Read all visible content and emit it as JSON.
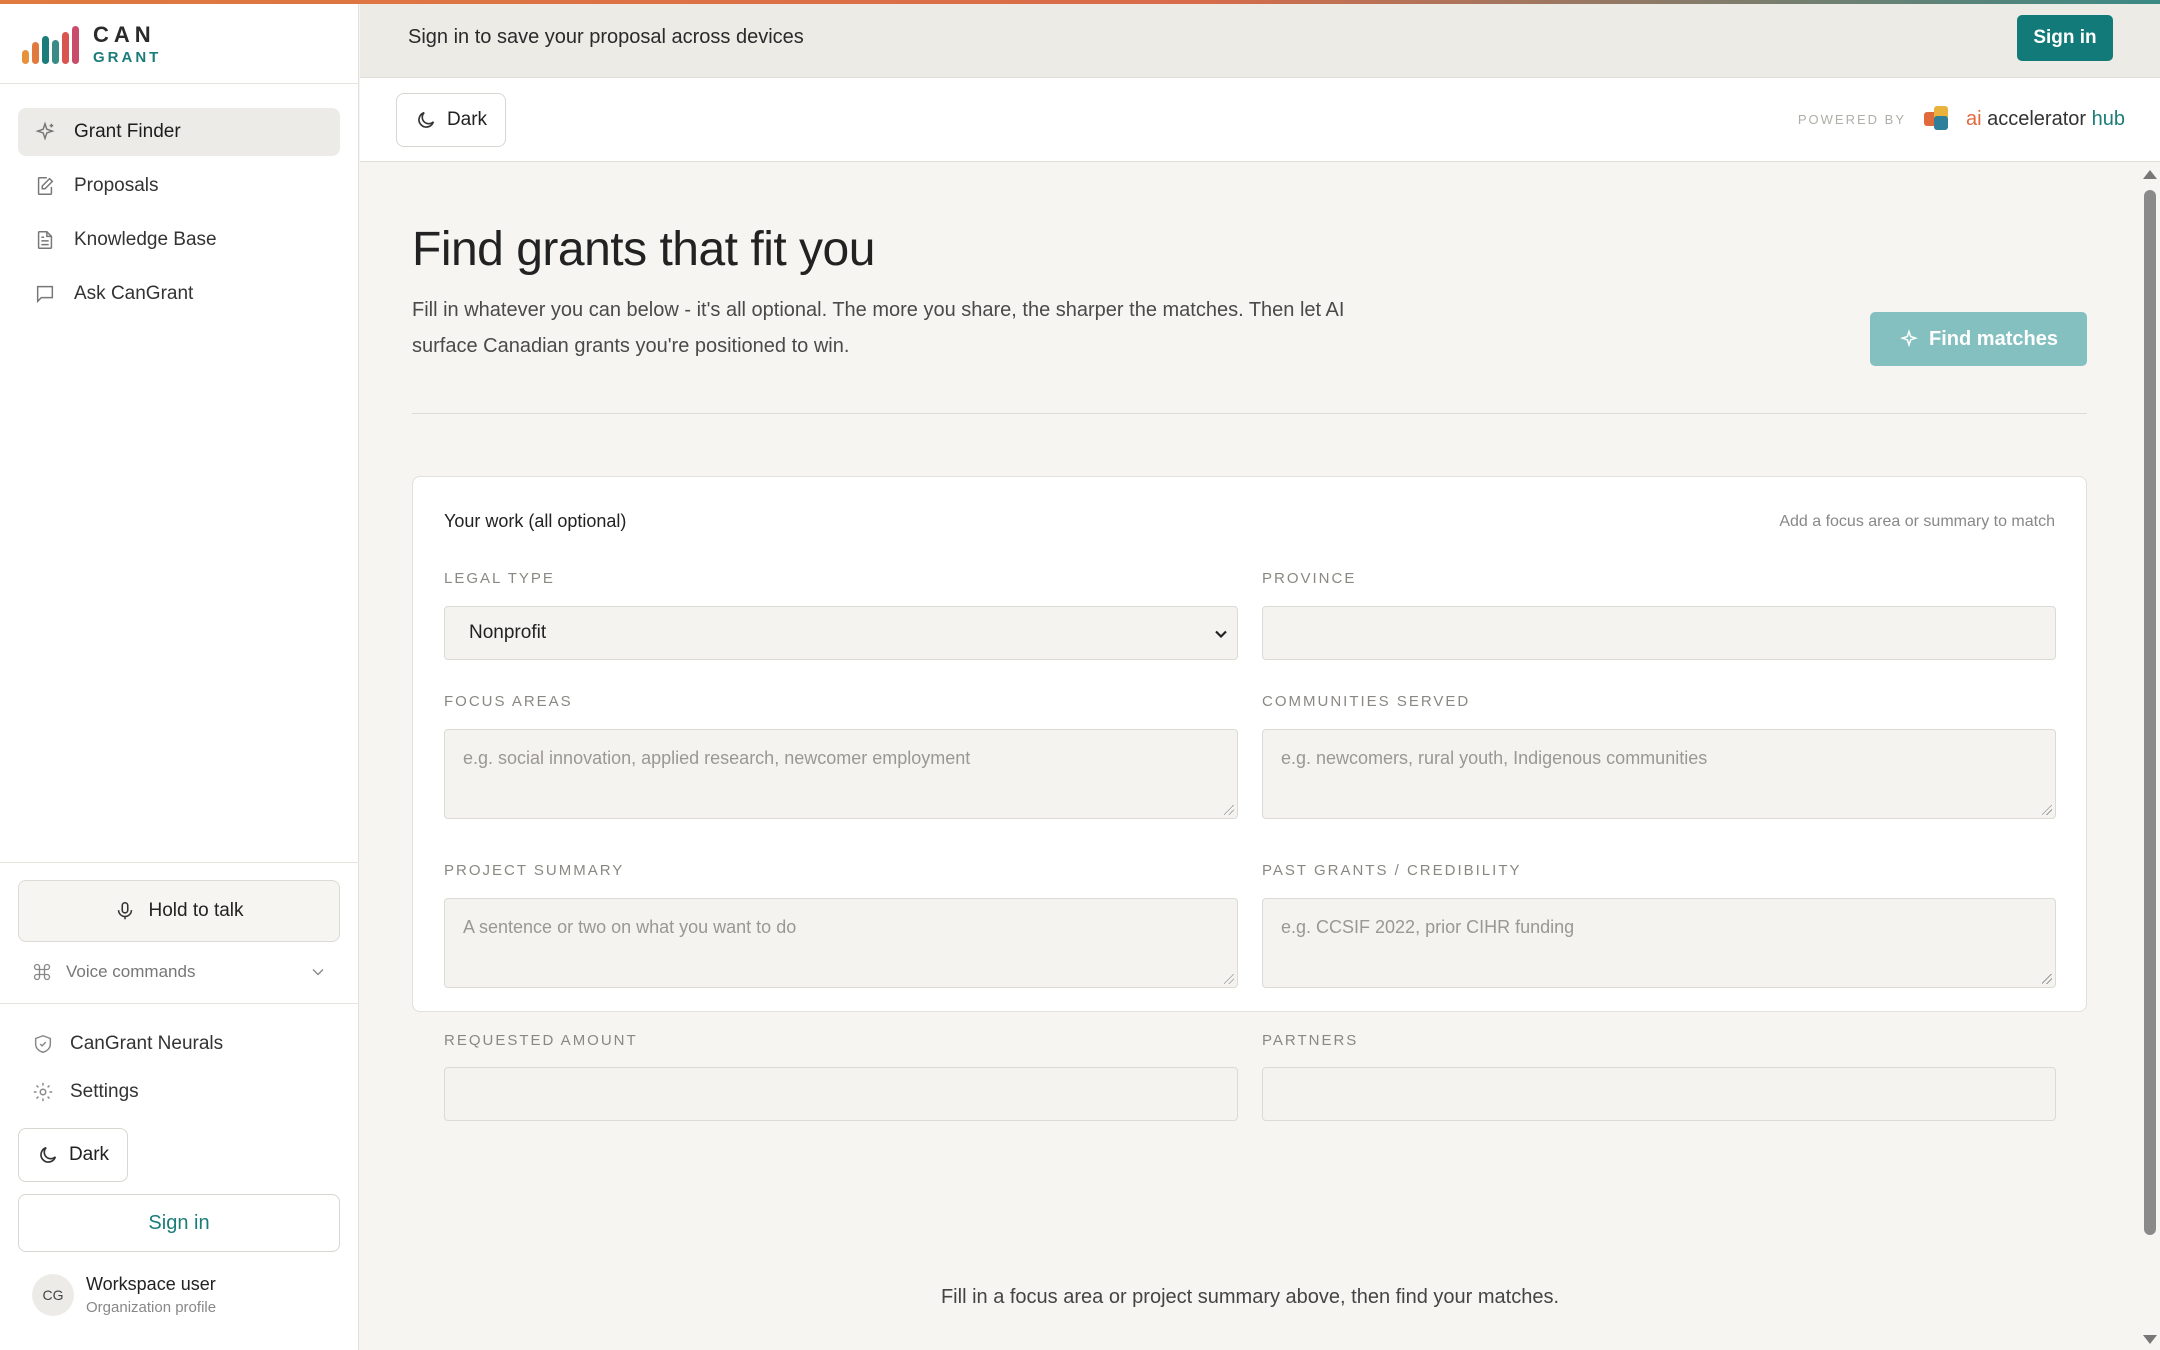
{
  "brand": {
    "name_top": "CAN",
    "name_bottom": "GRANT",
    "accent": "#127a78",
    "bar_colors": [
      "#e8913d",
      "#e07a3f",
      "#1b7c79",
      "#3a8a86",
      "#d9534f",
      "#c94d6a"
    ]
  },
  "sidebar": {
    "nav": [
      {
        "label": "Grant Finder",
        "icon": "sparkle-icon",
        "active": true
      },
      {
        "label": "Proposals",
        "icon": "edit-document-icon",
        "active": false
      },
      {
        "label": "Knowledge Base",
        "icon": "document-icon",
        "active": false
      },
      {
        "label": "Ask CanGrant",
        "icon": "chat-icon",
        "active": false
      }
    ],
    "hold_to_talk": "Hold to talk",
    "voice_commands": "Voice commands",
    "lower": [
      {
        "label": "CanGrant Neurals",
        "icon": "shield-check-icon"
      },
      {
        "label": "Settings",
        "icon": "gear-icon"
      }
    ],
    "dark_label": "Dark",
    "signin_label": "Sign in",
    "user": {
      "initials": "CG",
      "name": "Workspace user",
      "sub": "Organization profile"
    }
  },
  "banner": {
    "text": "Sign in to save your proposal across devices",
    "signin_label": "Sign in"
  },
  "toolbar": {
    "dark_label": "Dark",
    "powered_by": "POWERED BY",
    "partner_ai": "ai",
    "partner_mid": " accelerator ",
    "partner_hub": "hub"
  },
  "main": {
    "title": "Find grants that fit you",
    "lede": "Fill in whatever you can below - it's all optional. The more you share, the sharper the matches. Then let AI surface Canadian grants you're positioned to win.",
    "find_button": "Find matches",
    "footer": "Fill in a focus area or project summary above, then find your matches."
  },
  "form": {
    "title": "Your work (all optional)",
    "hint": "Add a focus area or summary to match",
    "legal_type": {
      "label": "LEGAL TYPE",
      "value": "Nonprofit"
    },
    "province": {
      "label": "PROVINCE",
      "value": ""
    },
    "focus_areas": {
      "label": "FOCUS AREAS",
      "placeholder": "e.g. social innovation, applied research, newcomer employment"
    },
    "communities": {
      "label": "COMMUNITIES SERVED",
      "placeholder": "e.g. newcomers, rural youth, Indigenous communities"
    },
    "summary": {
      "label": "PROJECT SUMMARY",
      "placeholder": "A sentence or two on what you want to do"
    },
    "past_grants": {
      "label": "PAST GRANTS / CREDIBILITY",
      "placeholder": "e.g. CCSIF 2022, prior CIHR funding"
    },
    "amount": {
      "label": "REQUESTED AMOUNT",
      "value": ""
    },
    "partners": {
      "label": "PARTNERS",
      "value": ""
    }
  }
}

**Task to carry out**
Leave out the pictures and repeat everything else in the records exactly.

**Exercise result**
Read all visible content and emit it as JSON.
{
  "brand": {
    "name_top": "CAN",
    "name_bottom": "GRANT",
    "accent": "#127a78",
    "bar_colors": [
      "#e8913d",
      "#e07a3f",
      "#1b7c79",
      "#3a8a86",
      "#d9534f",
      "#c94d6a"
    ]
  },
  "sidebar": {
    "nav": [
      {
        "label": "Grant Finder",
        "icon": "sparkle-icon",
        "active": true
      },
      {
        "label": "Proposals",
        "icon": "edit-document-icon",
        "active": false
      },
      {
        "label": "Knowledge Base",
        "icon": "document-icon",
        "active": false
      },
      {
        "label": "Ask CanGrant",
        "icon": "chat-icon",
        "active": false
      }
    ],
    "hold_to_talk": "Hold to talk",
    "voice_commands": "Voice commands",
    "lower": [
      {
        "label": "CanGrant Neurals",
        "icon": "shield-check-icon"
      },
      {
        "label": "Settings",
        "icon": "gear-icon"
      }
    ],
    "dark_label": "Dark",
    "signin_label": "Sign in",
    "user": {
      "initials": "CG",
      "name": "Workspace user",
      "sub": "Organization profile"
    }
  },
  "banner": {
    "text": "Sign in to save your proposal across devices",
    "signin_label": "Sign in"
  },
  "toolbar": {
    "dark_label": "Dark",
    "powered_by": "POWERED BY",
    "partner_ai": "ai",
    "partner_mid": " accelerator ",
    "partner_hub": "hub"
  },
  "main": {
    "title": "Find grants that fit you",
    "lede": "Fill in whatever you can below - it's all optional. The more you share, the sharper the matches. Then let AI surface Canadian grants you're positioned to win.",
    "find_button": "Find matches",
    "footer": "Fill in a focus area or project summary above, then find your matches."
  },
  "form": {
    "title": "Your work (all optional)",
    "hint": "Add a focus area or summary to match",
    "legal_type": {
      "label": "LEGAL TYPE",
      "value": "Nonprofit"
    },
    "province": {
      "label": "PROVINCE",
      "value": ""
    },
    "focus_areas": {
      "label": "FOCUS AREAS",
      "placeholder": "e.g. social innovation, applied research, newcomer employment"
    },
    "communities": {
      "label": "COMMUNITIES SERVED",
      "placeholder": "e.g. newcomers, rural youth, Indigenous communities"
    },
    "summary": {
      "label": "PROJECT SUMMARY",
      "placeholder": "A sentence or two on what you want to do"
    },
    "past_grants": {
      "label": "PAST GRANTS / CREDIBILITY",
      "placeholder": "e.g. CCSIF 2022, prior CIHR funding"
    },
    "amount": {
      "label": "REQUESTED AMOUNT",
      "value": ""
    },
    "partners": {
      "label": "PARTNERS",
      "value": ""
    }
  }
}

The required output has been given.